▶ [Data in this exercise]:
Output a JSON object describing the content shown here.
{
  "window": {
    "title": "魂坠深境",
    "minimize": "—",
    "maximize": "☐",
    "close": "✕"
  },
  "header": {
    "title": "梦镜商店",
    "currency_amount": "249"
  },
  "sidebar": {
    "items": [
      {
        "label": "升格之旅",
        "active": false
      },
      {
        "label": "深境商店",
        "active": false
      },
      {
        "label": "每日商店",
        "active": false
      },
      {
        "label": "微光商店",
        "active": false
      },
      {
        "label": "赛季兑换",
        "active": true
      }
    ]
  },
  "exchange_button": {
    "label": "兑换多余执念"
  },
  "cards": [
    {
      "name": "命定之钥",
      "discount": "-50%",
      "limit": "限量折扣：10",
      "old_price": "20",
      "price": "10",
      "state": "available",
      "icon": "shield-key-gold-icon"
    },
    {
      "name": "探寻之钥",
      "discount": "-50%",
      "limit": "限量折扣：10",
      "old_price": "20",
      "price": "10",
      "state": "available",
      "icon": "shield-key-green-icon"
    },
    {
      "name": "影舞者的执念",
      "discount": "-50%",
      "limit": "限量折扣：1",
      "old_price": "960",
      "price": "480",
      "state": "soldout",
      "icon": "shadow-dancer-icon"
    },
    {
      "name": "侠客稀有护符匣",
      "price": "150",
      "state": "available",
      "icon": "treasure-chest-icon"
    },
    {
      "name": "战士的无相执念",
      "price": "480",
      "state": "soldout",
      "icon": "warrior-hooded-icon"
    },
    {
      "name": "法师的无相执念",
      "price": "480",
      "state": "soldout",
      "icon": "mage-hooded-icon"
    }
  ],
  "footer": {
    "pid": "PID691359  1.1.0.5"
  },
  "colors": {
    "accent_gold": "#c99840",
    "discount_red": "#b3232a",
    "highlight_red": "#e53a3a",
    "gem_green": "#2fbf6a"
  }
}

▶ [Problem statement]:
Copy every line in the records above that contains the word "hooded".

▶ [Written solution]:
      "icon": "warrior-hooded-icon"
      "icon": "mage-hooded-icon"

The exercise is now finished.